▶ **What you will do**
Entries follow. Set all of them down as they stand.

[BEGIN Items]

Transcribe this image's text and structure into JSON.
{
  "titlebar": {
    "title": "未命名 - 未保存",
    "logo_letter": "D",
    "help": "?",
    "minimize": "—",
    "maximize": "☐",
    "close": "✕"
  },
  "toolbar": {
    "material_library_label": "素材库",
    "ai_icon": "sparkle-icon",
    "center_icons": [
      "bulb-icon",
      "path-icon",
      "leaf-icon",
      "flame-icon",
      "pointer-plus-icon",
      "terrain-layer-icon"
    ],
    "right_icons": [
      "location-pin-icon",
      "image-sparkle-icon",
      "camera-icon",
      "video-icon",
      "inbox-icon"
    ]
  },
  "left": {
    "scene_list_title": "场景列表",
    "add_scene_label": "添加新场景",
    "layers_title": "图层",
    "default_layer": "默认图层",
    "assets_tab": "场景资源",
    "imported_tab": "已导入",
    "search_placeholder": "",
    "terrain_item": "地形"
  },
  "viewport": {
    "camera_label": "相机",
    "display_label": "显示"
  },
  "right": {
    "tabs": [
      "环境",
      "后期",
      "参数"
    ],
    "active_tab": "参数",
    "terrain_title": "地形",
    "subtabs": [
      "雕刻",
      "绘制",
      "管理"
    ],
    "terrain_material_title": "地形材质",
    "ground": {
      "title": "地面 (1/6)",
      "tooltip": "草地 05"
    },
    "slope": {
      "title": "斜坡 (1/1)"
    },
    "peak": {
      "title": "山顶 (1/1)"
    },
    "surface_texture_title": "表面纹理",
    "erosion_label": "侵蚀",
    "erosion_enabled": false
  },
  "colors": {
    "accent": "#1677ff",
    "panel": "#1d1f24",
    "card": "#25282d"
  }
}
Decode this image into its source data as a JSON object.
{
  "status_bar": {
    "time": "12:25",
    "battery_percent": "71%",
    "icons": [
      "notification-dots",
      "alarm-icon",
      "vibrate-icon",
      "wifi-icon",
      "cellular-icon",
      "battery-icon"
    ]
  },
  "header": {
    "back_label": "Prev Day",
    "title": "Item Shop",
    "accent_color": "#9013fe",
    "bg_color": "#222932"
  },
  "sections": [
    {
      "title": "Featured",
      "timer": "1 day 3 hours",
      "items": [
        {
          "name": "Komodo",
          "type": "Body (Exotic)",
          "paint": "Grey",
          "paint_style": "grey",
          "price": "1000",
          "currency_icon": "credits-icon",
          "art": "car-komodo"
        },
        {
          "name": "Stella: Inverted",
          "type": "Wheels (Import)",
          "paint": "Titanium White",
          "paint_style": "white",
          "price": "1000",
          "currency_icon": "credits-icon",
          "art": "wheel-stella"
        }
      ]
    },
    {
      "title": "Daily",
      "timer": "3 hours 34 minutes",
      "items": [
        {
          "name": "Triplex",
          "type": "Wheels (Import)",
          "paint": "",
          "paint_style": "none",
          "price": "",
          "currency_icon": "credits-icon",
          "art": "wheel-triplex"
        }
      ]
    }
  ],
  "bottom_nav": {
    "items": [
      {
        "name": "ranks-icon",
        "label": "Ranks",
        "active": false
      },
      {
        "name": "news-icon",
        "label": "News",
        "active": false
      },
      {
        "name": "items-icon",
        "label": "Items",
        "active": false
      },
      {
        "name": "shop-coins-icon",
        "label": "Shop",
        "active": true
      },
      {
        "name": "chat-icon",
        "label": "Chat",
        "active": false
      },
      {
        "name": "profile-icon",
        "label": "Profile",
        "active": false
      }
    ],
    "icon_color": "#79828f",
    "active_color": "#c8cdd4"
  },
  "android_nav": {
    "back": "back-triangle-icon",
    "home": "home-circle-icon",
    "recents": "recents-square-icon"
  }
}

[END Items]

▶ **Full answer**
Transcribe this image's text and structure into JSON.
{
  "titlebar": {
    "title": "未命名 - 未保存",
    "logo_letter": "D",
    "help": "?",
    "minimize": "—",
    "maximize": "☐",
    "close": "✕"
  },
  "toolbar": {
    "material_library_label": "素材库",
    "ai_icon": "sparkle-icon",
    "center_icons": [
      "bulb-icon",
      "path-icon",
      "leaf-icon",
      "flame-icon",
      "pointer-plus-icon",
      "terrain-layer-icon"
    ],
    "right_icons": [
      "location-pin-icon",
      "image-sparkle-icon",
      "camera-icon",
      "video-icon",
      "inbox-icon"
    ]
  },
  "left": {
    "scene_list_title": "场景列表",
    "add_scene_label": "添加新场景",
    "layers_title": "图层",
    "default_layer": "默认图层",
    "assets_tab": "场景资源",
    "imported_tab": "已导入",
    "search_placeholder": "",
    "terrain_item": "地形"
  },
  "viewport": {
    "camera_label": "相机",
    "display_label": "显示"
  },
  "right": {
    "tabs": [
      "环境",
      "后期",
      "参数"
    ],
    "active_tab": "参数",
    "terrain_title": "地形",
    "subtabs": [
      "雕刻",
      "绘制",
      "管理"
    ],
    "terrain_material_title": "地形材质",
    "ground": {
      "title": "地面 (1/6)",
      "tooltip": "草地 05"
    },
    "slope": {
      "title": "斜坡 (1/1)"
    },
    "peak": {
      "title": "山顶 (1/1)"
    },
    "surface_texture_title": "表面纹理",
    "erosion_label": "侵蚀",
    "erosion_enabled": false
  },
  "colors": {
    "accent": "#1677ff",
    "panel": "#1d1f24",
    "card": "#25282d"
  }
}
Decode this image into its source data as a JSON object.
{
  "status_bar": {
    "time": "12:25",
    "battery_percent": "71%",
    "icons": [
      "notification-dots",
      "alarm-icon",
      "vibrate-icon",
      "wifi-icon",
      "cellular-icon",
      "battery-icon"
    ]
  },
  "header": {
    "back_label": "Prev Day",
    "title": "Item Shop",
    "accent_color": "#9013fe",
    "bg_color": "#222932"
  },
  "sections": [
    {
      "title": "Featured",
      "timer": "1 day 3 hours",
      "items": [
        {
          "name": "Komodo",
          "type": "Body (Exotic)",
          "paint": "Grey",
          "paint_style": "grey",
          "price": "1000",
          "currency_icon": "credits-icon",
          "art": "car-komodo"
        },
        {
          "name": "Stella: Inverted",
          "type": "Wheels (Import)",
          "paint": "Titanium White",
          "paint_style": "white",
          "price": "1000",
          "currency_icon": "credits-icon",
          "art": "wheel-stella"
        }
      ]
    },
    {
      "title": "Daily",
      "timer": "3 hours 34 minutes",
      "items": [
        {
          "name": "Triplex",
          "type": "Wheels (Import)",
          "paint": "",
          "paint_style": "none",
          "price": "",
          "currency_icon": "credits-icon",
          "art": "wheel-triplex"
        }
      ]
    }
  ],
  "bottom_nav": {
    "items": [
      {
        "name": "ranks-icon",
        "label": "Ranks",
        "active": false
      },
      {
        "name": "news-icon",
        "label": "News",
        "active": false
      },
      {
        "name": "items-icon",
        "label": "Items",
        "active": false
      },
      {
        "name": "shop-coins-icon",
        "label": "Shop",
        "active": true
      },
      {
        "name": "chat-icon",
        "label": "Chat",
        "active": false
      },
      {
        "name": "profile-icon",
        "label": "Profile",
        "active": false
      }
    ],
    "icon_color": "#79828f",
    "active_color": "#c8cdd4"
  },
  "android_nav": {
    "back": "back-triangle-icon",
    "home": "home-circle-icon",
    "recents": "recents-square-icon"
  }
}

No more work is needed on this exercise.